* EXERCISE AIM *
Could you transcribe, character for character, every line from the beginning of the data through the line that contains "chevron-down-icon (459, 24, 470, 31)"?

* Begin RECORDED INFORMATION *

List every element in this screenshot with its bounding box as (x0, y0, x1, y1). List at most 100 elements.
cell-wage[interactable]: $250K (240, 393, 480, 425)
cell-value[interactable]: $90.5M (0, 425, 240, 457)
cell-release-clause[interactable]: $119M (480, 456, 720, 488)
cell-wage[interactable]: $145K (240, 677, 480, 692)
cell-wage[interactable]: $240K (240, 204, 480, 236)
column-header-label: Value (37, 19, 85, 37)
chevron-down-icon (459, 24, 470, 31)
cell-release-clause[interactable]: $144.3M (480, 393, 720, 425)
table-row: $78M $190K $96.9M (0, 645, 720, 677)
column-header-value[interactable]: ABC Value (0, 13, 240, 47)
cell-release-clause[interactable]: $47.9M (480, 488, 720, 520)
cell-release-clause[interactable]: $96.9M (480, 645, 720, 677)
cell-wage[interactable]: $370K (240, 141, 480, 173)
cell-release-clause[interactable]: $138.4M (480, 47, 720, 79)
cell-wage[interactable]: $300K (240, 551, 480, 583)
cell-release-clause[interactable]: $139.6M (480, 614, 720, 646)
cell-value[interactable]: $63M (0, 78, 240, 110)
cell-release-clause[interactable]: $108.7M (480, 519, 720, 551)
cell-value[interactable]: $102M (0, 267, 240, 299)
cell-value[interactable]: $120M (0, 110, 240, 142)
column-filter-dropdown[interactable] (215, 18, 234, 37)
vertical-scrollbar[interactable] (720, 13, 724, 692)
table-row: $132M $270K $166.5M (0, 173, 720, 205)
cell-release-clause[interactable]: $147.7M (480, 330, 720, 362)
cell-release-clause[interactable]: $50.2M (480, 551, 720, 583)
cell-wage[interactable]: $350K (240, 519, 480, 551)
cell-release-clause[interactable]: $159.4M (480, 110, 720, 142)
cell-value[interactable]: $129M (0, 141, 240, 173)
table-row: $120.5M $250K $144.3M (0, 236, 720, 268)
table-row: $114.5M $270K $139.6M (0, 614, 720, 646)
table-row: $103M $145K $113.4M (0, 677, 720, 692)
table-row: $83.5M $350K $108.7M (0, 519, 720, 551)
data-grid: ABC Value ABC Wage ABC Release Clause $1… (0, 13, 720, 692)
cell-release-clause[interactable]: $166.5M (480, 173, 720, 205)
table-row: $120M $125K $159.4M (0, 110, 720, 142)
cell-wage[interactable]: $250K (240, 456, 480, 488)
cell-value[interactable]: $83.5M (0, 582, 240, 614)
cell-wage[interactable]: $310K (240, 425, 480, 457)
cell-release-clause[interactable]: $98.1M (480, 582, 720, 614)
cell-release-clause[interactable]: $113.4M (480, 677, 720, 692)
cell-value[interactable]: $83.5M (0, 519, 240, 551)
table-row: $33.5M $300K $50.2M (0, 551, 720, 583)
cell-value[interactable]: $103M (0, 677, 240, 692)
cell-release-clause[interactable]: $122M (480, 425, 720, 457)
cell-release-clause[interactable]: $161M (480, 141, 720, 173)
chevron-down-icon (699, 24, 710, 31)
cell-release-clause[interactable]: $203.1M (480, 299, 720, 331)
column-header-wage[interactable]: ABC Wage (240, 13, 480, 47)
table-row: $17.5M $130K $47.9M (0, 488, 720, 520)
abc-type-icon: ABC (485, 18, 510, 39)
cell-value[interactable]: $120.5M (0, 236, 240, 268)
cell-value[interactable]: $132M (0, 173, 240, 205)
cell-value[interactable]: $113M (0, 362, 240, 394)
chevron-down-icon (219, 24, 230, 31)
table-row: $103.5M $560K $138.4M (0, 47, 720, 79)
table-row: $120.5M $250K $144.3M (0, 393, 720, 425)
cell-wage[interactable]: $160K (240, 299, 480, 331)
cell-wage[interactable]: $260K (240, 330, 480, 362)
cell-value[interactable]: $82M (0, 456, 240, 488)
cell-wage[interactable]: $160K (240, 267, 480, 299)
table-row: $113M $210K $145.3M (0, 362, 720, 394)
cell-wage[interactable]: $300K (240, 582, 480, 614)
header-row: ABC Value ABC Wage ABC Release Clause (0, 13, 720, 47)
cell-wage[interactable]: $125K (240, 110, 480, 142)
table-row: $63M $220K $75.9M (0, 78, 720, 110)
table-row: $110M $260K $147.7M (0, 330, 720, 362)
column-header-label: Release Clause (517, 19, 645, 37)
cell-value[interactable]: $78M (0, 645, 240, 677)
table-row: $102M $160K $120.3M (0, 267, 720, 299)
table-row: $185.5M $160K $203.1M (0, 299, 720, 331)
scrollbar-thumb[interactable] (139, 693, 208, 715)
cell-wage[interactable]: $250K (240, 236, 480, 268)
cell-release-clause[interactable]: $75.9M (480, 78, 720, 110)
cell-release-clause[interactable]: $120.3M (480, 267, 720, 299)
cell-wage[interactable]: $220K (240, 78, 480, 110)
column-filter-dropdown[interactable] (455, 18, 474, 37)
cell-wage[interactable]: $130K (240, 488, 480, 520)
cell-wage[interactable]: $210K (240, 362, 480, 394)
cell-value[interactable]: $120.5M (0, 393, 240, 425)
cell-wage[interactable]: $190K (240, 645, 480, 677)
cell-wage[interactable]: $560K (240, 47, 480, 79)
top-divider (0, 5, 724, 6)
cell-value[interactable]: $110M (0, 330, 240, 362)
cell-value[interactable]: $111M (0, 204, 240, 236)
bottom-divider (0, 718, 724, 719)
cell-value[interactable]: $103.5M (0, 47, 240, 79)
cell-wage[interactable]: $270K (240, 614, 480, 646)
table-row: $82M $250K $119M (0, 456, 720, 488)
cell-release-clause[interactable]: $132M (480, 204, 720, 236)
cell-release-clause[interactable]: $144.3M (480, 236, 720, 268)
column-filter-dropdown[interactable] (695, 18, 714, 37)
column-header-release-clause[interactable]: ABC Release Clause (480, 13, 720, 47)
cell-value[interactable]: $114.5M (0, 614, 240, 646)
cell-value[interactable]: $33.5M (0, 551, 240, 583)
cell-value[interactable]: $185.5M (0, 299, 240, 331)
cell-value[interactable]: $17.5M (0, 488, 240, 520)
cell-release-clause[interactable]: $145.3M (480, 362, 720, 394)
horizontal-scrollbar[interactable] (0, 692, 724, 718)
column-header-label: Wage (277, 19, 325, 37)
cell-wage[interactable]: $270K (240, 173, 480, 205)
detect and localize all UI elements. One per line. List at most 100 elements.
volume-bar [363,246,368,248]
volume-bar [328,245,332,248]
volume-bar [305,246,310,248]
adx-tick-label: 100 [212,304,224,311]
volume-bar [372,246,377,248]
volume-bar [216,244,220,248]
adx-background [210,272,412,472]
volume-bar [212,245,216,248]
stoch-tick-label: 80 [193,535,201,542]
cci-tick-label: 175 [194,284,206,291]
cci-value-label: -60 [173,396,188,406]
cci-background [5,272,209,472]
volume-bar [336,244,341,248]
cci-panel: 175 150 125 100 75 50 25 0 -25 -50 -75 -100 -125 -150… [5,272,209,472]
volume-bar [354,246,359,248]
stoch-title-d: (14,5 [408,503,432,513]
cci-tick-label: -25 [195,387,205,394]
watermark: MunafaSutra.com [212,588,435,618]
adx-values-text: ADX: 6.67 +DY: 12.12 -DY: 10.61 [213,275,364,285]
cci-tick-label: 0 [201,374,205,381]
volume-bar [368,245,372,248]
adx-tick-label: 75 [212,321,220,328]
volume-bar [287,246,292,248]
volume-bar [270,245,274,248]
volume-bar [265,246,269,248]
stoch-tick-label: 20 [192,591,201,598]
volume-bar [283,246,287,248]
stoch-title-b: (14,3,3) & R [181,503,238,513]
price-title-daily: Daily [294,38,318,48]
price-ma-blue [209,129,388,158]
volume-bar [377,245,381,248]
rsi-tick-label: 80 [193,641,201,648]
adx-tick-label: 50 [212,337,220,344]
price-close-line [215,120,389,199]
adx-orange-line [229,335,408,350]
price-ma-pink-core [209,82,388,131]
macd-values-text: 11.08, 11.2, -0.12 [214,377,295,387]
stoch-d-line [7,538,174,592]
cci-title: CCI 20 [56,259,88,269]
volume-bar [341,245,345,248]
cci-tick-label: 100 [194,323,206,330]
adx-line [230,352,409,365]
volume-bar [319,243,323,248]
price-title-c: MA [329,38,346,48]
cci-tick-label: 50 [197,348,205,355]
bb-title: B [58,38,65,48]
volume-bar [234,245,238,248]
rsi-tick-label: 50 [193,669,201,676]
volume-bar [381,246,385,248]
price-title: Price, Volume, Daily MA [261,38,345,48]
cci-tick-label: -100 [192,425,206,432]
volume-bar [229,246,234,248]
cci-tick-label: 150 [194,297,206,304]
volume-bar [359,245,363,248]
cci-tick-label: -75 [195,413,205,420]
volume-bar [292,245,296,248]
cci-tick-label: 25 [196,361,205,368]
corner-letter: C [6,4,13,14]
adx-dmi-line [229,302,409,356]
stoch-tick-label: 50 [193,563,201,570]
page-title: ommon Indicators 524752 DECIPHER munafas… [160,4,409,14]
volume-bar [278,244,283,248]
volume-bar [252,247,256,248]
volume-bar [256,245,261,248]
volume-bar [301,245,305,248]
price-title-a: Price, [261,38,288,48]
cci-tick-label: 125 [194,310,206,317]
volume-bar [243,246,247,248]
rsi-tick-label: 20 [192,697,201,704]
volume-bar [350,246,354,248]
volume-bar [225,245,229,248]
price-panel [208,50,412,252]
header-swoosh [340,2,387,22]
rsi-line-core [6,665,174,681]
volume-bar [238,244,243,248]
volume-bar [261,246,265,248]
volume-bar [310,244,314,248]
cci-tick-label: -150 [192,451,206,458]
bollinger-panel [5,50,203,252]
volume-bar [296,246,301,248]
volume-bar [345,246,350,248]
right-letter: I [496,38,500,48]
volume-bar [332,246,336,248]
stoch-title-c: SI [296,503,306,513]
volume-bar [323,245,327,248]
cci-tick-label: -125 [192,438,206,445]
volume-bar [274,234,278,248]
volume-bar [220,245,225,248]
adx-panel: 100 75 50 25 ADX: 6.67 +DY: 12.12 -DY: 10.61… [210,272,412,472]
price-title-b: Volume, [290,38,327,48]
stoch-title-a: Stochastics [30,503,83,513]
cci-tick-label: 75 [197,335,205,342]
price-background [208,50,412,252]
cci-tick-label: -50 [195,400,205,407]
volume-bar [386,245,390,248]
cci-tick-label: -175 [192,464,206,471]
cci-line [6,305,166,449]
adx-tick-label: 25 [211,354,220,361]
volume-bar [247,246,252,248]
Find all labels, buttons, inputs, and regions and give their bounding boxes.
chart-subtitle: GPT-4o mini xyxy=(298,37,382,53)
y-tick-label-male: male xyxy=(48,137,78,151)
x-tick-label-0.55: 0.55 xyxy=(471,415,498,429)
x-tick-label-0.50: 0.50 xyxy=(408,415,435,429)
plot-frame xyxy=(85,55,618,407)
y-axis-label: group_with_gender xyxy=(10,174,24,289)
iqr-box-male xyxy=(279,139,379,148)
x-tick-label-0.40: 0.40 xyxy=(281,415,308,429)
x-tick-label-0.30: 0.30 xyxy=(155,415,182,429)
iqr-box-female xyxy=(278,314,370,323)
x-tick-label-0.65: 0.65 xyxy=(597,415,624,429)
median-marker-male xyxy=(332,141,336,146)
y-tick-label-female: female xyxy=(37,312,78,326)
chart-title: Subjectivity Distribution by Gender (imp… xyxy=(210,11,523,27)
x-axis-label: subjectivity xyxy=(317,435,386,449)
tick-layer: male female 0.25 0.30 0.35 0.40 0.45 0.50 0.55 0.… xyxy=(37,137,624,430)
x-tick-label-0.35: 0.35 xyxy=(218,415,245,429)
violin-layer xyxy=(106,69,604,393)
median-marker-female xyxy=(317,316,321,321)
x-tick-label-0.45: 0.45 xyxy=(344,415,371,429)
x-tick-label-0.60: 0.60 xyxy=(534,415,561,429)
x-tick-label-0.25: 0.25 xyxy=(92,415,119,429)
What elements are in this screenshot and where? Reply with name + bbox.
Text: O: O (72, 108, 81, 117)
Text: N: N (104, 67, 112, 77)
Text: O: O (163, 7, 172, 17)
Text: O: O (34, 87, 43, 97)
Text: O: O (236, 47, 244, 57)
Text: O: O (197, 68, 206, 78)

* End RECORDED INFORMATION *

* RESPONSE TO THIS EXERCISE *
List every element in this screenshot with its bounding box as (x0, y0, x1, y1). List at most 100 elements.
cell-wage[interactable]: $250K (240, 393, 480, 425)
cell-value[interactable]: $90.5M (0, 425, 240, 457)
cell-release-clause[interactable]: $119M (480, 456, 720, 488)
cell-wage[interactable]: $145K (240, 677, 480, 692)
cell-wage[interactable]: $240K (240, 204, 480, 236)
column-header-label: Value (37, 19, 85, 37)
chevron-down-icon (459, 24, 470, 31)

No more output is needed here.